Lines containing the string "title" are to be collected in full.

ENTRIES:
•••
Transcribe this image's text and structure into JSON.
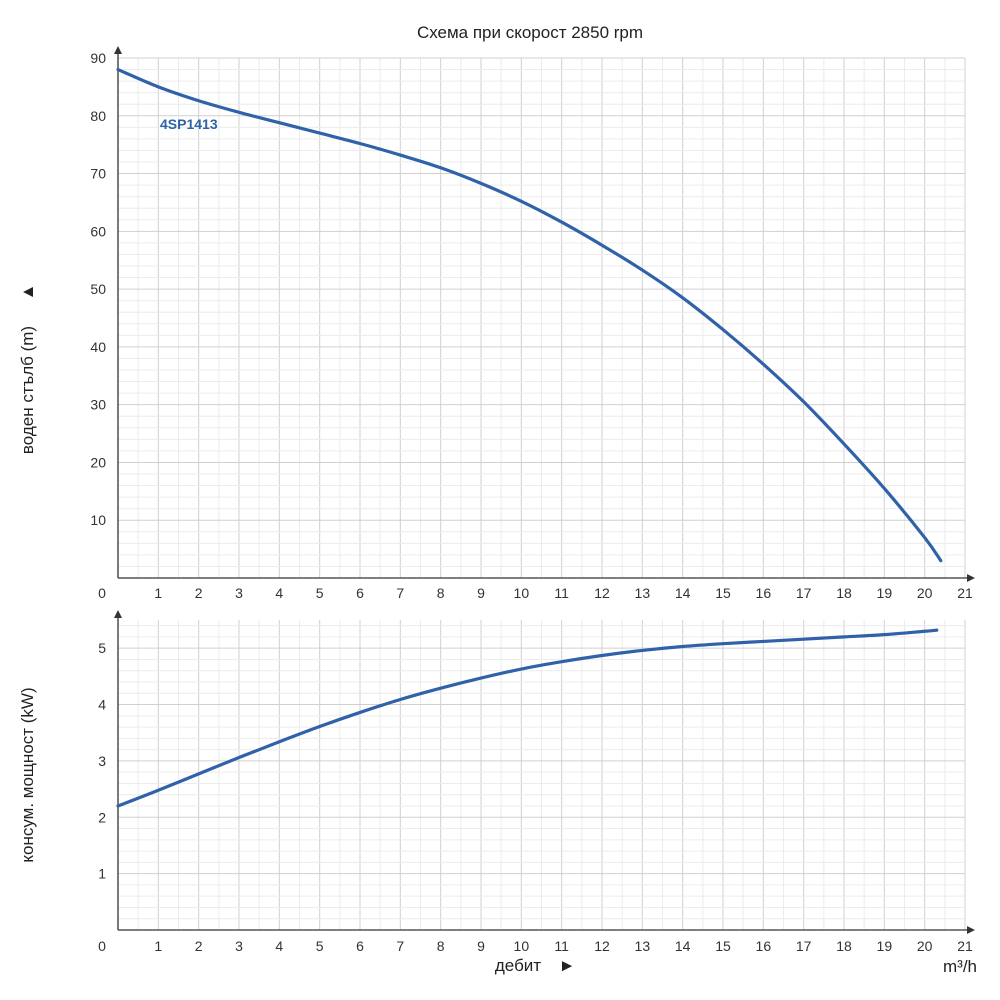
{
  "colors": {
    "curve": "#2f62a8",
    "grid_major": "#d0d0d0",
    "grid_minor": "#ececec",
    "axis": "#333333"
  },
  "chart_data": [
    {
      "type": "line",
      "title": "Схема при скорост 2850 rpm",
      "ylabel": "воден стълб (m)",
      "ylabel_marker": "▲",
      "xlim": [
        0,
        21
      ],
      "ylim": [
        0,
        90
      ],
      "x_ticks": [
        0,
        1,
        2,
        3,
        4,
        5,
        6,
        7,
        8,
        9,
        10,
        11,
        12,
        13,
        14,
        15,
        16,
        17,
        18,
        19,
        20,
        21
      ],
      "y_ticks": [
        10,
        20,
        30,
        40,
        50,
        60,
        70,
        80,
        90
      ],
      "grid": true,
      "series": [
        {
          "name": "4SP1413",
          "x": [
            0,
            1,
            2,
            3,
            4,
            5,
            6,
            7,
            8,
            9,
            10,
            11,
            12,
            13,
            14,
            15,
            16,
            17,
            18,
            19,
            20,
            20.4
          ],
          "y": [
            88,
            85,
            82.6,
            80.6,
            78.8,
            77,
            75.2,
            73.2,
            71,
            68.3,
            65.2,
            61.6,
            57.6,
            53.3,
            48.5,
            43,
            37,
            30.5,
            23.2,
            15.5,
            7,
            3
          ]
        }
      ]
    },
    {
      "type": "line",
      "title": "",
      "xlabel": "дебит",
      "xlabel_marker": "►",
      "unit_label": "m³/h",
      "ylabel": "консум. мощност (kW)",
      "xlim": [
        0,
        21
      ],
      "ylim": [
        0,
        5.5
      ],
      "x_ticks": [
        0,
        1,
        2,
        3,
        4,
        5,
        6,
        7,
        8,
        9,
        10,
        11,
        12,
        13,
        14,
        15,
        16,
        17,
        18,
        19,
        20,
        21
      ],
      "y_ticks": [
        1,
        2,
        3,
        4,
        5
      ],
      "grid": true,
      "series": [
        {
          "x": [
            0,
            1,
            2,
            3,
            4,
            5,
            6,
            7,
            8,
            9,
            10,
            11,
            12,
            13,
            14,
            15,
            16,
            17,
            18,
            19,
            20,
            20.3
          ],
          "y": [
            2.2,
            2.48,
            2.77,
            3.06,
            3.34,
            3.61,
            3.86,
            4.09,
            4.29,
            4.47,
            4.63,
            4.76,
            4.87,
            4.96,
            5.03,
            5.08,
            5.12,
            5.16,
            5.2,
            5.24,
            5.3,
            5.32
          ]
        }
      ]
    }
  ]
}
•••
THE ANSWER:
      "title": "Схема при скорост 2850 rpm",
      "title": "",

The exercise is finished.